::: SUPPLIED DATA

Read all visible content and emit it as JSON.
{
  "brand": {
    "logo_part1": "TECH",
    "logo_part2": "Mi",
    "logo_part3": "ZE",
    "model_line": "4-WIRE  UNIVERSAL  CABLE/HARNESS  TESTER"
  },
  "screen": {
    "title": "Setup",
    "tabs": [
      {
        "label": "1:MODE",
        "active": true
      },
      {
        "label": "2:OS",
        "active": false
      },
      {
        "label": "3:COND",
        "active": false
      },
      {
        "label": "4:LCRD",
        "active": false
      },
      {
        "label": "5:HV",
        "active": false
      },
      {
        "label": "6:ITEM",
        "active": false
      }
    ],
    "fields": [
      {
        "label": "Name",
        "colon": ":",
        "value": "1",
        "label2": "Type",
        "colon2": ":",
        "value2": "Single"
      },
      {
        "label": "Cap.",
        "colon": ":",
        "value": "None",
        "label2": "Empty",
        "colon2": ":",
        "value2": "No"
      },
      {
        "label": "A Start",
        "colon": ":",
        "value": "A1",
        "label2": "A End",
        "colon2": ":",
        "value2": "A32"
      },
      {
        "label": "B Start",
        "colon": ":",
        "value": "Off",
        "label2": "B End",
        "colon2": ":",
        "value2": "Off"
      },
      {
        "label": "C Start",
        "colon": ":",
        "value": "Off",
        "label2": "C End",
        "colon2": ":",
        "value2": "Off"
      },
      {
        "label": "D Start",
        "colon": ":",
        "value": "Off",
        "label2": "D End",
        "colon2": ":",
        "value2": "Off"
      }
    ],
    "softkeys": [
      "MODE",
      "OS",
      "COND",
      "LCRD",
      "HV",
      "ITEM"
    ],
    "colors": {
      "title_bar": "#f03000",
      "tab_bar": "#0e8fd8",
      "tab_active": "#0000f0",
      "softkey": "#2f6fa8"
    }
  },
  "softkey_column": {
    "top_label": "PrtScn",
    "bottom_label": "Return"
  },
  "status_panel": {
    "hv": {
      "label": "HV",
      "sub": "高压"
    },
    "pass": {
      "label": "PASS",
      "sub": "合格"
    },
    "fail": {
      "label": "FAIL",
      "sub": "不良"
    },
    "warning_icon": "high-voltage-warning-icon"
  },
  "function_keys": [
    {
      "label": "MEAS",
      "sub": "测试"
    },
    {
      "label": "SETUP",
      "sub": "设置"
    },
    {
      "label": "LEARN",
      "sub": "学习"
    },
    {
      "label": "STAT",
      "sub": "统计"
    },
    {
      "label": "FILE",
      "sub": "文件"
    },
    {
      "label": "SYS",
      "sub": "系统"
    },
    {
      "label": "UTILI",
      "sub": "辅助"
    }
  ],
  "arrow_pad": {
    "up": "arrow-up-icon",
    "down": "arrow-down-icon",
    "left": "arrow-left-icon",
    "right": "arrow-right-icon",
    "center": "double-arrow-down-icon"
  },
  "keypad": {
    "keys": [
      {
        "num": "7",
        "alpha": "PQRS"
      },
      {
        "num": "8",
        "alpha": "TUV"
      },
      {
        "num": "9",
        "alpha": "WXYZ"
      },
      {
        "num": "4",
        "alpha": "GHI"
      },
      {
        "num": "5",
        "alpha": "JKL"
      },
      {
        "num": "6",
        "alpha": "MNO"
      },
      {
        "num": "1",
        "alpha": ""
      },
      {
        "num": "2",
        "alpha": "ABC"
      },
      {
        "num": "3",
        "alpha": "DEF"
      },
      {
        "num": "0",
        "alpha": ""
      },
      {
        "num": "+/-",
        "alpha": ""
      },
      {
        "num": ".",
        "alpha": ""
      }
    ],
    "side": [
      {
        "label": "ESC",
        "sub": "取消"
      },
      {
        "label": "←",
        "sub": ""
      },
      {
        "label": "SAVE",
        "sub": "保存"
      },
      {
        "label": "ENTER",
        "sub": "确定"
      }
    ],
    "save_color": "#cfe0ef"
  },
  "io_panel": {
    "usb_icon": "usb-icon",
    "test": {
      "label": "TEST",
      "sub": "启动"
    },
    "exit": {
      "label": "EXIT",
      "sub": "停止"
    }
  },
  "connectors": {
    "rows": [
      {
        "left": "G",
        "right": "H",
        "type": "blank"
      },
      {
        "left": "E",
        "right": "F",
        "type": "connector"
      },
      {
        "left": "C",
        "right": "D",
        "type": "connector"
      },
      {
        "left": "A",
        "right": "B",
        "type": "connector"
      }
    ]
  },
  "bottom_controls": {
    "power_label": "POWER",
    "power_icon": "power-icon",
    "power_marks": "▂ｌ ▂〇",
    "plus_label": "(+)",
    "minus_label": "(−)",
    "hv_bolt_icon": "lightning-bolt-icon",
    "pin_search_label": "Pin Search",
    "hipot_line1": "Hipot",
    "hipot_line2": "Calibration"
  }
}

::::::

SET PROBLEM:
Among the lines of the data above, determine how many contain the word "left". Report the number alone.

REPLY TO THE EXERCISE:
5